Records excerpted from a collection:

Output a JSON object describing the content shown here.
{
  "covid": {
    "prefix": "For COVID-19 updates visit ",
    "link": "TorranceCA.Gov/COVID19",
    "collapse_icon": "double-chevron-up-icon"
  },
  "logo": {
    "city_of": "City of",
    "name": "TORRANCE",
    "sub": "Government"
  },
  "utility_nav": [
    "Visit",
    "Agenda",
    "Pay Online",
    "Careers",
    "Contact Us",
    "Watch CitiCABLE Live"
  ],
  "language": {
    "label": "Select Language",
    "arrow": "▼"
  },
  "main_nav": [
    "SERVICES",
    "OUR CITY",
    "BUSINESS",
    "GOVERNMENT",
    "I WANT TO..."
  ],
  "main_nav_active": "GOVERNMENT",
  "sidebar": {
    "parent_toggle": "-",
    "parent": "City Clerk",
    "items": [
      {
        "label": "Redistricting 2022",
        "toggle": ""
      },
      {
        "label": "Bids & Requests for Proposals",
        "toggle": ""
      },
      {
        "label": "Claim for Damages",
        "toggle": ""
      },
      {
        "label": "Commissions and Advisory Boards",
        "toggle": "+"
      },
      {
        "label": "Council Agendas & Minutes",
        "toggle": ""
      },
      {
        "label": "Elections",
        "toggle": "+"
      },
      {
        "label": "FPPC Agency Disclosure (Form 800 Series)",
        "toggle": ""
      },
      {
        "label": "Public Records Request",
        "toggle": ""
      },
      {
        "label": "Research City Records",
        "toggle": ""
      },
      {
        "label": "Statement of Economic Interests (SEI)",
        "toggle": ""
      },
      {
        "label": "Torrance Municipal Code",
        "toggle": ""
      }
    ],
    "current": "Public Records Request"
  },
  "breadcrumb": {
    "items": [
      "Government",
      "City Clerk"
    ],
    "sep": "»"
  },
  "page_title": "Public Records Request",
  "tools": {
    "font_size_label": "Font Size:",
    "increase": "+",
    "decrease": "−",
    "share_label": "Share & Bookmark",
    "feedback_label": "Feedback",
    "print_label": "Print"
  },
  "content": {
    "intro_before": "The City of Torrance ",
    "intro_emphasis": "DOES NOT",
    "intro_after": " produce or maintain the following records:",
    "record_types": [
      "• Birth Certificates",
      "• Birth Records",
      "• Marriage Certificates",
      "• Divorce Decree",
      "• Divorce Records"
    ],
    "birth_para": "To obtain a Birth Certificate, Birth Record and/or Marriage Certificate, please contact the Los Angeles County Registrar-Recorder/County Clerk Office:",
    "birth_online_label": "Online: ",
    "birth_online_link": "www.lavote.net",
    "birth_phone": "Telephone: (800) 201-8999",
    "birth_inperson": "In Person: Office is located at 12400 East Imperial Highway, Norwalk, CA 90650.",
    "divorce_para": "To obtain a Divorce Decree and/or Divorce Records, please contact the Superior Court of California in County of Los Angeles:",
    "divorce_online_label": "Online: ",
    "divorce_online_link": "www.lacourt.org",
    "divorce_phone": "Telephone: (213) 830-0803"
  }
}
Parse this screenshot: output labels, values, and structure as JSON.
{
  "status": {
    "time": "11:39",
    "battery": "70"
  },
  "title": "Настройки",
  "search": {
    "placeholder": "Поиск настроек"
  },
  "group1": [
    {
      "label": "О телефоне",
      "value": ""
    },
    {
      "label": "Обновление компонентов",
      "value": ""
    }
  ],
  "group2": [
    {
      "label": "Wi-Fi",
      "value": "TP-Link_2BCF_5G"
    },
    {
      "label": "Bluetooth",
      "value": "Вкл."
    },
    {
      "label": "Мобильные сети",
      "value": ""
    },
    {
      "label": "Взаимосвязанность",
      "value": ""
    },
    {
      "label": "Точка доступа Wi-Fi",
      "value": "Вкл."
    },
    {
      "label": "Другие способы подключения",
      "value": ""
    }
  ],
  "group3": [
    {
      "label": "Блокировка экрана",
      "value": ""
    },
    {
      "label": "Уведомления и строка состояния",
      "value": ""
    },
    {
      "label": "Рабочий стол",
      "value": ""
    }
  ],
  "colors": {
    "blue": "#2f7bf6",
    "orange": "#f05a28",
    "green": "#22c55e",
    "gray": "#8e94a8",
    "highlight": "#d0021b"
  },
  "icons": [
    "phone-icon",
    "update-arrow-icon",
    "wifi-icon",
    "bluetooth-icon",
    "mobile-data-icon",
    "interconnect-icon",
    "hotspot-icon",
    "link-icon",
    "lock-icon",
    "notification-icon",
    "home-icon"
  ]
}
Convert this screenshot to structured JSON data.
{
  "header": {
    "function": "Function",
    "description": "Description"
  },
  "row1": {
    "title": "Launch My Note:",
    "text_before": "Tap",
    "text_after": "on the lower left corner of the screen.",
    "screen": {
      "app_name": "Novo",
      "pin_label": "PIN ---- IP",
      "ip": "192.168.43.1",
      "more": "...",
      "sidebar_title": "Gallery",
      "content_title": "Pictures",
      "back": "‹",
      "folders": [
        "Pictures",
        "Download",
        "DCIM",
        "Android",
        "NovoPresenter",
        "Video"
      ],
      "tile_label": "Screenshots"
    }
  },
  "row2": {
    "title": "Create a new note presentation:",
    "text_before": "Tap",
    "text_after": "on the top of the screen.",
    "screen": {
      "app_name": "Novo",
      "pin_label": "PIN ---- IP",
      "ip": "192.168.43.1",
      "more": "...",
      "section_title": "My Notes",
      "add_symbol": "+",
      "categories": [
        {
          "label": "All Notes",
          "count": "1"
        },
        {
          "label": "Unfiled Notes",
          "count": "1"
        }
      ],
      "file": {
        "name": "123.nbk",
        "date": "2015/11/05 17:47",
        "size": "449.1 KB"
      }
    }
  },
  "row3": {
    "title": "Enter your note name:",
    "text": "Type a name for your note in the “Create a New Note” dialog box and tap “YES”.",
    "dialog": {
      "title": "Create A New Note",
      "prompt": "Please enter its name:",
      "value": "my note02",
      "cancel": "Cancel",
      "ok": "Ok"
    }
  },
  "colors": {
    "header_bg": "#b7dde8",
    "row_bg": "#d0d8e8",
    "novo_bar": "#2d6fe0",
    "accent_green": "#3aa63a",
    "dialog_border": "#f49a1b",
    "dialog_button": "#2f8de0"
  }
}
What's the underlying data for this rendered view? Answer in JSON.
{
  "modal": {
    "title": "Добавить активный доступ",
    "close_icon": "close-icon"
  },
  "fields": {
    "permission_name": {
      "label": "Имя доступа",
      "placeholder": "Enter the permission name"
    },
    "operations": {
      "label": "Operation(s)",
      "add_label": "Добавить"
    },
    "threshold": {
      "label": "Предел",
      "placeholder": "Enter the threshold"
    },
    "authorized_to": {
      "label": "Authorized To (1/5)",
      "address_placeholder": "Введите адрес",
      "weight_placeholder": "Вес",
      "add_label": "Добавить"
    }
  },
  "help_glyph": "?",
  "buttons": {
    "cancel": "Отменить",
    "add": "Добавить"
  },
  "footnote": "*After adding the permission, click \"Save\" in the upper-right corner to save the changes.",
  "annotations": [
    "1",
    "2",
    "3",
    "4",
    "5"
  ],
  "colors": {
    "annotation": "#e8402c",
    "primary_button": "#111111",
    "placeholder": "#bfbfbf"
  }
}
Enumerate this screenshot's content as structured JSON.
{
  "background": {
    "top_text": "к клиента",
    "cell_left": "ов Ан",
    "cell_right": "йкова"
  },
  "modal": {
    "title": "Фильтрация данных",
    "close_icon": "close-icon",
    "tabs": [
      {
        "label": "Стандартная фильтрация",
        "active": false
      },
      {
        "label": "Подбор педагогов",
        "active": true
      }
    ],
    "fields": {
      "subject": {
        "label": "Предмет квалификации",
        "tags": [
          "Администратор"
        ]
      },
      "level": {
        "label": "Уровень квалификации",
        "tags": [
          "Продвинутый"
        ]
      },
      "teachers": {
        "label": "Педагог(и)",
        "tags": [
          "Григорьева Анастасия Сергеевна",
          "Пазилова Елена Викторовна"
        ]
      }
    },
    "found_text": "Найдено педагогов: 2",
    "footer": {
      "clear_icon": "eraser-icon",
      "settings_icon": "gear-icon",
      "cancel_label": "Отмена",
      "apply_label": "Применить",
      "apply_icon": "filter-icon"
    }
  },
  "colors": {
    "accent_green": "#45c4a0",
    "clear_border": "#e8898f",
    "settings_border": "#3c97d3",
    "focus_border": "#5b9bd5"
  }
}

(What is needed) State how many lines of the records above contain the word "Create", giving only that number.

(The output) 3